> _What to work on_
Send each entry back exactly as given, pictures excluded.

> _Provided entries_
(begin)
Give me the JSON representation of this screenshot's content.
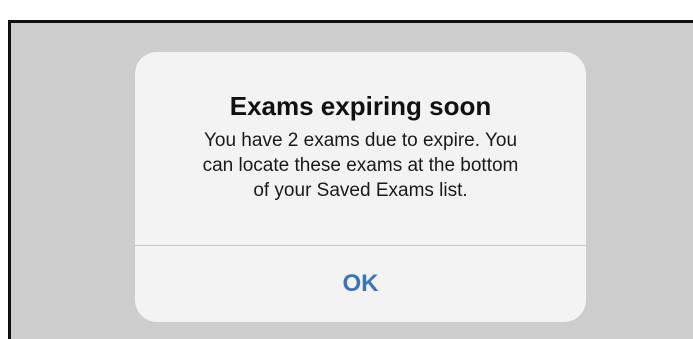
{
  "alert": {
    "title": "Exams expiring soon",
    "message_lines": [
      "You have 2 exams due to expire. You",
      "can locate these exams at the bottom",
      "of your Saved Exams list."
    ],
    "ok_label": "OK"
  },
  "colors": {
    "backdrop": "#cdcdcd",
    "alert_background": "#f3f3f3",
    "button_text": "#3a73be",
    "divider": "#c6c6c8"
  }
}
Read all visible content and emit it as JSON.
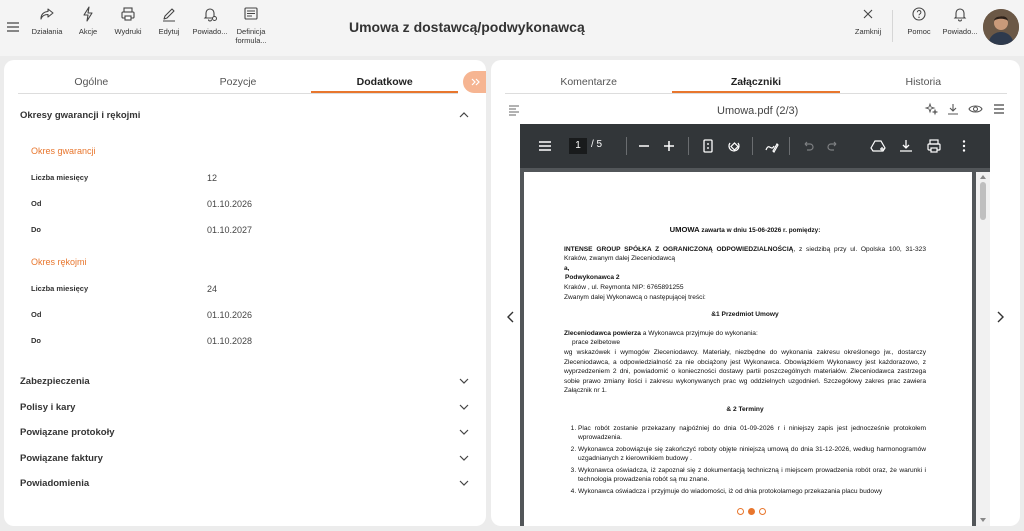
(end)
> _Correct response_
Give me the JSON representation of this screenshot's content.
{
  "alert": {
    "title": "Exams expiring soon",
    "message_lines": [
      "You have 2 exams due to expire. You",
      "can locate these exams at the bottom",
      "of your Saved Exams list."
    ],
    "ok_label": "OK"
  },
  "colors": {
    "backdrop": "#cdcdcd",
    "alert_background": "#f3f3f3",
    "button_text": "#3a73be",
    "divider": "#c6c6c8"
  }
}
Read all visible content and emit it as JSON.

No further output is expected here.